▶ _GOAL_
Every entry must be given again exactly.

══════════════════════════════

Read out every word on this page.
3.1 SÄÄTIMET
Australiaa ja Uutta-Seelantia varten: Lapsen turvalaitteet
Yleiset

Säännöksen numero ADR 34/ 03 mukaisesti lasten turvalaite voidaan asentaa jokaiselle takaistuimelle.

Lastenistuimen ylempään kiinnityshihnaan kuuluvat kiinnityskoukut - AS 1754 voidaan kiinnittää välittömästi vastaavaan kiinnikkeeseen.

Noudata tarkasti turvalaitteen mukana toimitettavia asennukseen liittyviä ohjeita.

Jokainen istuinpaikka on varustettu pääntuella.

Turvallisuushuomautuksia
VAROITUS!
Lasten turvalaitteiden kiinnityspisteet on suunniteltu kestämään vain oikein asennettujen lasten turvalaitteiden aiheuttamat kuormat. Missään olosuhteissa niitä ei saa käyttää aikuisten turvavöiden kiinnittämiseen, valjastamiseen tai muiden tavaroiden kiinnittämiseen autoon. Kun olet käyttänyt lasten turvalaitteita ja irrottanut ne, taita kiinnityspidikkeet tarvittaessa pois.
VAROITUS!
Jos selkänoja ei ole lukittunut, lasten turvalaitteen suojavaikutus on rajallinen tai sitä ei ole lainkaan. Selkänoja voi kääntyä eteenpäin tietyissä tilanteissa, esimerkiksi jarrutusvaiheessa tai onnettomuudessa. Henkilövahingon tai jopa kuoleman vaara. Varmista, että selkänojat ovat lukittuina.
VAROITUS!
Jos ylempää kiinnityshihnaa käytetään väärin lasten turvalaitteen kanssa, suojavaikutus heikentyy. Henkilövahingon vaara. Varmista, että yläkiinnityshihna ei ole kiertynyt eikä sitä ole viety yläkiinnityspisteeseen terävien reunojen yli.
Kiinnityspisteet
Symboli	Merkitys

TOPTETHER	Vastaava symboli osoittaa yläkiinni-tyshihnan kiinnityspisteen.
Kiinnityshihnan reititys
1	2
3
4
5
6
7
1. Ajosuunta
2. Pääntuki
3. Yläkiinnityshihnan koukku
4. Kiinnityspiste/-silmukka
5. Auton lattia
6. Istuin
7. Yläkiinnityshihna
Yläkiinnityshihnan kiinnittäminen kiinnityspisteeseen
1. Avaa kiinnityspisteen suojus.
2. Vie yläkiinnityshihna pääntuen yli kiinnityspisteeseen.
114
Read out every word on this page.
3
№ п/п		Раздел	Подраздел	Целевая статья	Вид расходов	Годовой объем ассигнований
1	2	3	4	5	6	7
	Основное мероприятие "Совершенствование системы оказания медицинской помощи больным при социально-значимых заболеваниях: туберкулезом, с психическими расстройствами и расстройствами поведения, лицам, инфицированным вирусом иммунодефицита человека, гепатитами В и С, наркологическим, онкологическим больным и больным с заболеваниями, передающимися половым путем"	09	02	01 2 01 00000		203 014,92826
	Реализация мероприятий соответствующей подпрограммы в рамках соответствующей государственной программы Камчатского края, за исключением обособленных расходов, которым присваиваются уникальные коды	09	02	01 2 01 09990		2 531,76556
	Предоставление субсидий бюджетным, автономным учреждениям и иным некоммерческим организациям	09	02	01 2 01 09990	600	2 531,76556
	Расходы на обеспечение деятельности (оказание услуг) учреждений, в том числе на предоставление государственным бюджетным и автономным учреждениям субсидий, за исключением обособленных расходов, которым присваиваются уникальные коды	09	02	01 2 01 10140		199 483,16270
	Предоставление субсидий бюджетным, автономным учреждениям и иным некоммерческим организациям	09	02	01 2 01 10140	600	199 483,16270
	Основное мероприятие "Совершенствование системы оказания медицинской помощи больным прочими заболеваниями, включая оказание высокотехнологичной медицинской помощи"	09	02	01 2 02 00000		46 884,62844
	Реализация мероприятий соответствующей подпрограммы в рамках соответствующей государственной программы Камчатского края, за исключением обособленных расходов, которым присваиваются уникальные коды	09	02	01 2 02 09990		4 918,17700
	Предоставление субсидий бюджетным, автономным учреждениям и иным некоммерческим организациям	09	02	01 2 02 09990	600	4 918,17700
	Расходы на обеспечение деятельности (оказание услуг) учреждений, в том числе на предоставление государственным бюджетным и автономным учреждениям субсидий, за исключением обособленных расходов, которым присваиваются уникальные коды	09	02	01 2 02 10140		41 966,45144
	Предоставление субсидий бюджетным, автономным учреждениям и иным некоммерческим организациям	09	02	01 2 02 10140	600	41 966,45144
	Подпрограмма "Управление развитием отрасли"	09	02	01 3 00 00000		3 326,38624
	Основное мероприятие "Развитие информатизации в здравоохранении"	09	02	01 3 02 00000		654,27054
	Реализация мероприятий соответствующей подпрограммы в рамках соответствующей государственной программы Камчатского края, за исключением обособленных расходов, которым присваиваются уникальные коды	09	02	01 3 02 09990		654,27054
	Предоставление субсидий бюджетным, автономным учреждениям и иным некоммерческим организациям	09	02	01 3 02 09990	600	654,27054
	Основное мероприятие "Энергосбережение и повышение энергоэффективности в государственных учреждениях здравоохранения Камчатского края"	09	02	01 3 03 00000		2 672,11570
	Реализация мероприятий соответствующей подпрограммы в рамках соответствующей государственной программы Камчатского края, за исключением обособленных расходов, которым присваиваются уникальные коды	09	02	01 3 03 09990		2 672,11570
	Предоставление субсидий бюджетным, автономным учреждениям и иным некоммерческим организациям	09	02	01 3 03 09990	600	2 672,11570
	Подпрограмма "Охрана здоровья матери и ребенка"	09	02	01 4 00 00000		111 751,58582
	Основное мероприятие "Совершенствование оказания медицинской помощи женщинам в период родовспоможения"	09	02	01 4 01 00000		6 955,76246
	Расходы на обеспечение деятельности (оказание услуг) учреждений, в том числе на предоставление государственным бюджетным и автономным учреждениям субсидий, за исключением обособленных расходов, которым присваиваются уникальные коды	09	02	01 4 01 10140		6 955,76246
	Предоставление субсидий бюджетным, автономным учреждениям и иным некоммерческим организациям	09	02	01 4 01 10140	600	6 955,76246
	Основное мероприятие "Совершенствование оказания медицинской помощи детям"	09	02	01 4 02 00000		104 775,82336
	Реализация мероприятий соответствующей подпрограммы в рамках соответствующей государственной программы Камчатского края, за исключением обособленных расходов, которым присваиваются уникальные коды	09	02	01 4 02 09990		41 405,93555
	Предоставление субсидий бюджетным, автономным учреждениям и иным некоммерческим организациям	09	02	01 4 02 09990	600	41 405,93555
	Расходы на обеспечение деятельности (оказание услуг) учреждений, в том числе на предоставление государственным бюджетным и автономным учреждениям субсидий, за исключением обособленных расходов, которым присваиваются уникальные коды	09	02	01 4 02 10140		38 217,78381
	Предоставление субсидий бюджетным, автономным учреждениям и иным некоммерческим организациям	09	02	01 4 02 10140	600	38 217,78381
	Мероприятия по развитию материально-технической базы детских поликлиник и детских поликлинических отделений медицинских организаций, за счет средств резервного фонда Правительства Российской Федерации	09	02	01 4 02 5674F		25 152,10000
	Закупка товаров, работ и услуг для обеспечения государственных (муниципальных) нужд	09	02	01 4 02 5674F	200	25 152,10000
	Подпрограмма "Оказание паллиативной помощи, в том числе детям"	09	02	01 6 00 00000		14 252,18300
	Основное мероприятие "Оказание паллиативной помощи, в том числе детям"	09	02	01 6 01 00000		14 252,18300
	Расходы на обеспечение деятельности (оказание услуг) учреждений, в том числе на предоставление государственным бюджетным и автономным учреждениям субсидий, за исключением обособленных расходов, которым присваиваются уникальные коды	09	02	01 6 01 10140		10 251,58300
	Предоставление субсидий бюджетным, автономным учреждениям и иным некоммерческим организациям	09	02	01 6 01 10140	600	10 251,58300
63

══════════════════════════════

▶ _THE SOLUTION_
Read out every word on this page.
3.1 SÄÄTIMET
Australiaa ja Uutta-Seelantia varten: Lapsen turvalaitteet
Yleiset

Säännöksen numero ADR 34/ 03 mukaisesti lasten turvalaite voidaan asentaa jokaiselle takaistuimelle.

Lastenistuimen ylempään kiinnityshihnaan kuuluvat kiinnityskoukut - AS 1754 voidaan kiinnittää välittömästi vastaavaan kiinnikkeeseen.

Noudata tarkasti turvalaitteen mukana toimitettavia asennukseen liittyviä ohjeita.

Jokainen istuinpaikka on varustettu pääntuella.

Turvallisuushuomautuksia
VAROITUS!
Lasten turvalaitteiden kiinnityspisteet on suunniteltu kestämään vain oikein asennettujen lasten turvalaitteiden aiheuttamat kuormat. Missään olosuhteissa niitä ei saa käyttää aikuisten turvavöiden kiinnittämiseen, valjastamiseen tai muiden tavaroiden kiinnittämiseen autoon. Kun olet käyttänyt lasten turvalaitteita ja irrottanut ne, taita kiinnityspidikkeet tarvittaessa pois.
VAROITUS!
Jos selkänoja ei ole lukittunut, lasten turvalaitteen suojavaikutus on rajallinen tai sitä ei ole lainkaan. Selkänoja voi kääntyä eteenpäin tietyissä tilanteissa, esimerkiksi jarrutusvaiheessa tai onnettomuudessa. Henkilövahingon tai jopa kuoleman vaara. Varmista, että selkänojat ovat lukittuina.
VAROITUS!
Jos ylempää kiinnityshihnaa käytetään väärin lasten turvalaitteen kanssa, suojavaikutus heikentyy. Henkilövahingon vaara. Varmista, että yläkiinnityshihna ei ole kiertynyt eikä sitä ole viety yläkiinnityspisteeseen terävien reunojen yli.
Kiinnityspisteet
Symboli	Merkitys

TOPTETHER	Vastaava symboli osoittaa yläkiinni-tyshihnan kiinnityspisteen.
Kiinnityshihnan reititys
1	2
3
4
5
6
7
1. Ajosuunta
2. Pääntuki
3. Yläkiinnityshihnan koukku
4. Kiinnityspiste/-silmukka
5. Auton lattia
6. Istuin
7. Yläkiinnityshihna
Yläkiinnityshihnan kiinnittäminen kiinnityspisteeseen
1. Avaa kiinnityspisteen suojus.
2. Vie yläkiinnityshihna pääntuen yli kiinnityspisteeseen.
114
Read out every word on this page.
3
№ п/п		Раздел	Подраздел	Целевая статья	Вид расходов	Годовой объем ассигнований
1	2	3	4	5	6	7
	Основное мероприятие "Совершенствование системы оказания медицинской помощи больным при социально-значимых заболеваниях: туберкулезом, с психическими расстройствами и расстройствами поведения, лицам, инфицированным вирусом иммунодефицита человека, гепатитами В и С, наркологическим, онкологическим больным и больным с заболеваниями, передающимися половым путем"	09	02	01 2 01 00000		203 014,92826
	Реализация мероприятий соответствующей подпрограммы в рамках соответствующей государственной программы Камчатского края, за исключением обособленных расходов, которым присваиваются уникальные коды	09	02	01 2 01 09990		2 531,76556
	Предоставление субсидий бюджетным, автономным учреждениям и иным некоммерческим организациям	09	02	01 2 01 09990	600	2 531,76556
	Расходы на обеспечение деятельности (оказание услуг) учреждений, в том числе на предоставление государственным бюджетным и автономным учреждениям субсидий, за исключением обособленных расходов, которым присваиваются уникальные коды	09	02	01 2 01 10140		199 483,16270
	Предоставление субсидий бюджетным, автономным учреждениям и иным некоммерческим организациям	09	02	01 2 01 10140	600	199 483,16270
	Основное мероприятие "Совершенствование системы оказания медицинской помощи больным прочими заболеваниями, включая оказание высокотехнологичной медицинской помощи"	09	02	01 2 02 00000		46 884,62844
	Реализация мероприятий соответствующей подпрограммы в рамках соответствующей государственной программы Камчатского края, за исключением обособленных расходов, которым присваиваются уникальные коды	09	02	01 2 02 09990		4 918,17700
	Предоставление субсидий бюджетным, автономным учреждениям и иным некоммерческим организациям	09	02	01 2 02 09990	600	4 918,17700
	Расходы на обеспечение деятельности (оказание услуг) учреждений, в том числе на предоставление государственным бюджетным и автономным учреждениям субсидий, за исключением обособленных расходов, которым присваиваются уникальные коды	09	02	01 2 02 10140		41 966,45144
	Предоставление субсидий бюджетным, автономным учреждениям и иным некоммерческим организациям	09	02	01 2 02 10140	600	41 966,45144
	Подпрограмма "Управление развитием отрасли"	09	02	01 3 00 00000		3 326,38624
	Основное мероприятие "Развитие информатизации в здравоохранении"	09	02	01 3 02 00000		654,27054
	Реализация мероприятий соответствующей подпрограммы в рамках соответствующей государственной программы Камчатского края, за исключением обособленных расходов, которым присваиваются уникальные коды	09	02	01 3 02 09990		654,27054
	Предоставление субсидий бюджетным, автономным учреждениям и иным некоммерческим организациям	09	02	01 3 02 09990	600	654,27054
	Основное мероприятие "Энергосбережение и повышение энергоэффективности в государственных учреждениях здравоохранения Камчатского края"	09	02	01 3 03 00000		2 672,11570
	Реализация мероприятий соответствующей подпрограммы в рамках соответствующей государственной программы Камчатского края, за исключением обособленных расходов, которым присваиваются уникальные коды	09	02	01 3 03 09990		2 672,11570
	Предоставление субсидий бюджетным, автономным учреждениям и иным некоммерческим организациям	09	02	01 3 03 09990	600	2 672,11570
	Подпрограмма "Охрана здоровья матери и ребенка"	09	02	01 4 00 00000		111 751,58582
	Основное мероприятие "Совершенствование оказания медицинской помощи женщинам в период родовспоможения"	09	02	01 4 01 00000		6 955,76246
	Расходы на обеспечение деятельности (оказание услуг) учреждений, в том числе на предоставление государственным бюджетным и автономным учреждениям субсидий, за исключением обособленных расходов, которым присваиваются уникальные коды	09	02	01 4 01 10140		6 955,76246
	Предоставление субсидий бюджетным, автономным учреждениям и иным некоммерческим организациям	09	02	01 4 01 10140	600	6 955,76246
	Основное мероприятие "Совершенствование оказания медицинской помощи детям"	09	02	01 4 02 00000		104 775,82336
	Реализация мероприятий соответствующей подпрограммы в рамках соответствующей государственной программы Камчатского края, за исключением обособленных расходов, которым присваиваются уникальные коды	09	02	01 4 02 09990		41 405,93555
	Предоставление субсидий бюджетным, автономным учреждениям и иным некоммерческим организациям	09	02	01 4 02 09990	600	41 405,93555
	Расходы на обеспечение деятельности (оказание услуг) учреждений, в том числе на предоставление государственным бюджетным и автономным учреждениям субсидий, за исключением обособленных расходов, которым присваиваются уникальные коды	09	02	01 4 02 10140		38 217,78381
	Предоставление субсидий бюджетным, автономным учреждениям и иным некоммерческим организациям	09	02	01 4 02 10140	600	38 217,78381
	Мероприятия по развитию материально-технической базы детских поликлиник и детских поликлинических отделений медицинских организаций, за счет средств резервного фонда Правительства Российской Федерации	09	02	01 4 02 5674F		25 152,10000
	Закупка товаров, работ и услуг для обеспечения государственных (муниципальных) нужд	09	02	01 4 02 5674F	200	25 152,10000
	Подпрограмма "Оказание паллиативной помощи, в том числе детям"	09	02	01 6 00 00000		14 252,18300
	Основное мероприятие "Оказание паллиативной помощи, в том числе детям"	09	02	01 6 01 00000		14 252,18300
	Расходы на обеспечение деятельности (оказание услуг) учреждений, в том числе на предоставление государственным бюджетным и автономным учреждениям субсидий, за исключением обособленных расходов, которым присваиваются уникальные коды	09	02	01 6 01 10140		10 251,58300
	Предоставление субсидий бюджетным, автономным учреждениям и иным некоммерческим организациям	09	02	01 6 01 10140	600	10 251,58300
63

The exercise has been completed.